**WORK REQUIRED**:
Copy all the entries word for word, but omit the pictures.
___ DATA EXTRACT ___
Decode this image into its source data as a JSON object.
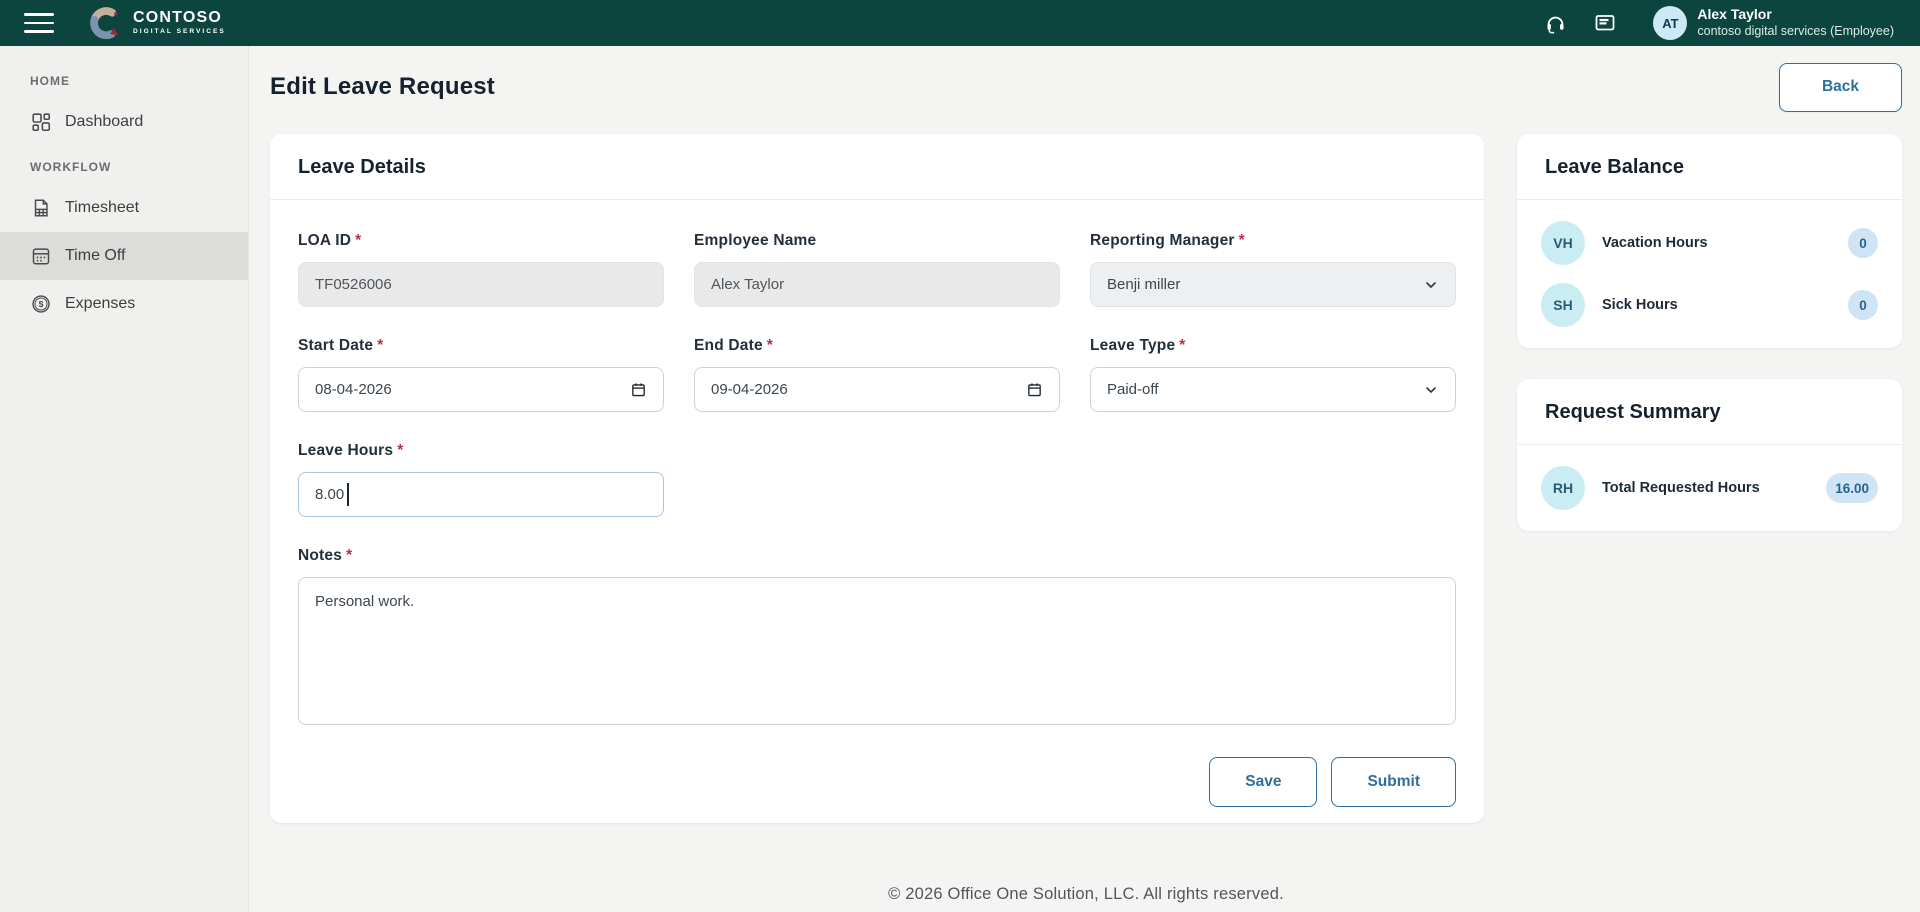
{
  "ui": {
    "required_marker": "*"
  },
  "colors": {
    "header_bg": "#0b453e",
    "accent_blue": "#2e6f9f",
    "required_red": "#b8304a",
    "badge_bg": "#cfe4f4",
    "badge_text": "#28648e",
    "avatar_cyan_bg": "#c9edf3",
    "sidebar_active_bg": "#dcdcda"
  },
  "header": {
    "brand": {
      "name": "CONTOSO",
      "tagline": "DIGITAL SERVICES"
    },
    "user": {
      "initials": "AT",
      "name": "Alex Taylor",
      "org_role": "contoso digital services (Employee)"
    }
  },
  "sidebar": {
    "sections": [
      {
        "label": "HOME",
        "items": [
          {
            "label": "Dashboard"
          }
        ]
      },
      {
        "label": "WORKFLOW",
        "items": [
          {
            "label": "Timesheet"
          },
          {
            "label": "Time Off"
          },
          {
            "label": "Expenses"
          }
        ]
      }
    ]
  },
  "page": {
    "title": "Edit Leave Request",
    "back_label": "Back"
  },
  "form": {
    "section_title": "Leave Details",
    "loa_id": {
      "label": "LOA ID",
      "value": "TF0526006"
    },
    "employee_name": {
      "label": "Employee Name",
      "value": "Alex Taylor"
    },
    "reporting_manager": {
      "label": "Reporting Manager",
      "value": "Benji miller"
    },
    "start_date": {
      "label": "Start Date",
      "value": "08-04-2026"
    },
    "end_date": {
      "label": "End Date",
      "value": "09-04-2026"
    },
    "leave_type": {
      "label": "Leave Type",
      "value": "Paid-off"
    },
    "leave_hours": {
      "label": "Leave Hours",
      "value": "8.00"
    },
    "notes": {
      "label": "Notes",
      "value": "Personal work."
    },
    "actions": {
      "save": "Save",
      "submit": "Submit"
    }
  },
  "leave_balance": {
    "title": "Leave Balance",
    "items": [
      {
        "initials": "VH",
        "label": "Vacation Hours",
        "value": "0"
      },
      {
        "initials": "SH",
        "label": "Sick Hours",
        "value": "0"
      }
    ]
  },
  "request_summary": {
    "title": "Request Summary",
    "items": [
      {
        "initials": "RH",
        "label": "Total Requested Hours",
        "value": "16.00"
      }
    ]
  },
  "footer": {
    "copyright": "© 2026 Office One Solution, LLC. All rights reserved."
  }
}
___
**CORRECT ANSWER**:
Decode this image into its source data as a JSON object.
{
  "ui": {
    "required_marker": "*"
  },
  "colors": {
    "header_bg": "#0b453e",
    "accent_blue": "#2e6f9f",
    "required_red": "#b8304a",
    "badge_bg": "#cfe4f4",
    "badge_text": "#28648e",
    "avatar_cyan_bg": "#c9edf3",
    "sidebar_active_bg": "#dcdcda"
  },
  "header": {
    "brand": {
      "name": "CONTOSO",
      "tagline": "DIGITAL SERVICES"
    },
    "user": {
      "initials": "AT",
      "name": "Alex Taylor",
      "org_role": "contoso digital services (Employee)"
    }
  },
  "sidebar": {
    "sections": [
      {
        "label": "HOME",
        "items": [
          {
            "label": "Dashboard"
          }
        ]
      },
      {
        "label": "WORKFLOW",
        "items": [
          {
            "label": "Timesheet"
          },
          {
            "label": "Time Off"
          },
          {
            "label": "Expenses"
          }
        ]
      }
    ]
  },
  "page": {
    "title": "Edit Leave Request",
    "back_label": "Back"
  },
  "form": {
    "section_title": "Leave Details",
    "loa_id": {
      "label": "LOA ID",
      "value": "TF0526006"
    },
    "employee_name": {
      "label": "Employee Name",
      "value": "Alex Taylor"
    },
    "reporting_manager": {
      "label": "Reporting Manager",
      "value": "Benji miller"
    },
    "start_date": {
      "label": "Start Date",
      "value": "08-04-2026"
    },
    "end_date": {
      "label": "End Date",
      "value": "09-04-2026"
    },
    "leave_type": {
      "label": "Leave Type",
      "value": "Paid-off"
    },
    "leave_hours": {
      "label": "Leave Hours",
      "value": "8.00"
    },
    "notes": {
      "label": "Notes",
      "value": "Personal work."
    },
    "actions": {
      "save": "Save",
      "submit": "Submit"
    }
  },
  "leave_balance": {
    "title": "Leave Balance",
    "items": [
      {
        "initials": "VH",
        "label": "Vacation Hours",
        "value": "0"
      },
      {
        "initials": "SH",
        "label": "Sick Hours",
        "value": "0"
      }
    ]
  },
  "request_summary": {
    "title": "Request Summary",
    "items": [
      {
        "initials": "RH",
        "label": "Total Requested Hours",
        "value": "16.00"
      }
    ]
  },
  "footer": {
    "copyright": "© 2026 Office One Solution, LLC. All rights reserved."
  }
}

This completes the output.